┏━━

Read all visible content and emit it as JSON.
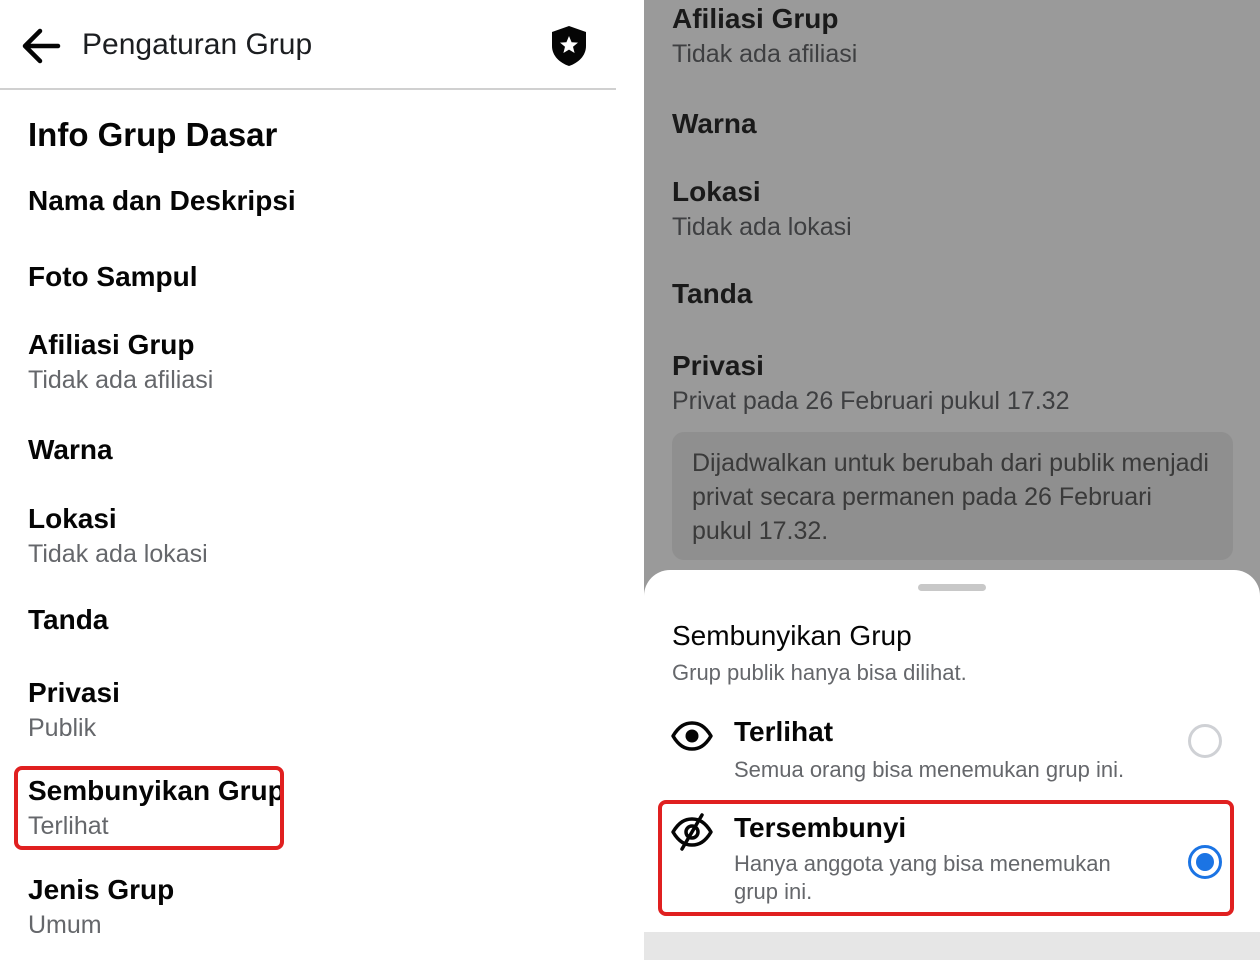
{
  "left": {
    "header": {
      "title": "Pengaturan Grup"
    },
    "section_title": "Info Grup Dasar",
    "items": [
      {
        "title": "Nama dan Deskripsi",
        "subtitle": ""
      },
      {
        "title": "Foto Sampul",
        "subtitle": ""
      },
      {
        "title": "Afiliasi Grup",
        "subtitle": "Tidak ada afiliasi"
      },
      {
        "title": "Warna",
        "subtitle": ""
      },
      {
        "title": "Lokasi",
        "subtitle": "Tidak ada lokasi"
      },
      {
        "title": "Tanda",
        "subtitle": ""
      },
      {
        "title": "Privasi",
        "subtitle": "Publik"
      },
      {
        "title": "Sembunyikan Grup",
        "subtitle": "Terlihat"
      },
      {
        "title": "Jenis Grup",
        "subtitle": "Umum"
      }
    ]
  },
  "right": {
    "items": [
      {
        "title": "Afiliasi Grup",
        "subtitle": "Tidak ada afiliasi"
      },
      {
        "title": "Warna",
        "subtitle": ""
      },
      {
        "title": "Lokasi",
        "subtitle": "Tidak ada lokasi"
      },
      {
        "title": "Tanda",
        "subtitle": ""
      },
      {
        "title": "Privasi",
        "subtitle": "Privat pada 26 Februari pukul 17.32"
      }
    ],
    "notice": "Dijadwalkan untuk berubah dari publik menjadi privat secara permanen pada 26 Februari pukul 17.32.",
    "sheet": {
      "title": "Sembunyikan Grup",
      "subtitle": "Grup publik hanya bisa dilihat.",
      "options": [
        {
          "label": "Terlihat",
          "description": "Semua orang bisa menemukan grup ini.",
          "selected": false,
          "icon": "eye-icon"
        },
        {
          "label": "Tersembunyi",
          "description": "Hanya anggota yang bisa menemukan grup ini.",
          "selected": true,
          "icon": "eye-off-icon"
        }
      ]
    }
  },
  "colors": {
    "accent": "#1b74e4",
    "highlight": "#e02020",
    "overlay": "#9a9a9a"
  }
}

┗━━

* TASK OBJECTIVE: Repeat each line of the records above exactly, but do not copy the pictures.

* OUTPUT:
Read all visible content and emit it as JSON.
{
  "left": {
    "header": {
      "title": "Pengaturan Grup"
    },
    "section_title": "Info Grup Dasar",
    "items": [
      {
        "title": "Nama dan Deskripsi",
        "subtitle": ""
      },
      {
        "title": "Foto Sampul",
        "subtitle": ""
      },
      {
        "title": "Afiliasi Grup",
        "subtitle": "Tidak ada afiliasi"
      },
      {
        "title": "Warna",
        "subtitle": ""
      },
      {
        "title": "Lokasi",
        "subtitle": "Tidak ada lokasi"
      },
      {
        "title": "Tanda",
        "subtitle": ""
      },
      {
        "title": "Privasi",
        "subtitle": "Publik"
      },
      {
        "title": "Sembunyikan Grup",
        "subtitle": "Terlihat"
      },
      {
        "title": "Jenis Grup",
        "subtitle": "Umum"
      }
    ]
  },
  "right": {
    "items": [
      {
        "title": "Afiliasi Grup",
        "subtitle": "Tidak ada afiliasi"
      },
      {
        "title": "Warna",
        "subtitle": ""
      },
      {
        "title": "Lokasi",
        "subtitle": "Tidak ada lokasi"
      },
      {
        "title": "Tanda",
        "subtitle": ""
      },
      {
        "title": "Privasi",
        "subtitle": "Privat pada 26 Februari pukul 17.32"
      }
    ],
    "notice": "Dijadwalkan untuk berubah dari publik menjadi privat secara permanen pada 26 Februari pukul 17.32.",
    "sheet": {
      "title": "Sembunyikan Grup",
      "subtitle": "Grup publik hanya bisa dilihat.",
      "options": [
        {
          "label": "Terlihat",
          "description": "Semua orang bisa menemukan grup ini.",
          "selected": false,
          "icon": "eye-icon"
        },
        {
          "label": "Tersembunyi",
          "description": "Hanya anggota yang bisa menemukan grup ini.",
          "selected": true,
          "icon": "eye-off-icon"
        }
      ]
    }
  },
  "colors": {
    "accent": "#1b74e4",
    "highlight": "#e02020",
    "overlay": "#9a9a9a"
  }
}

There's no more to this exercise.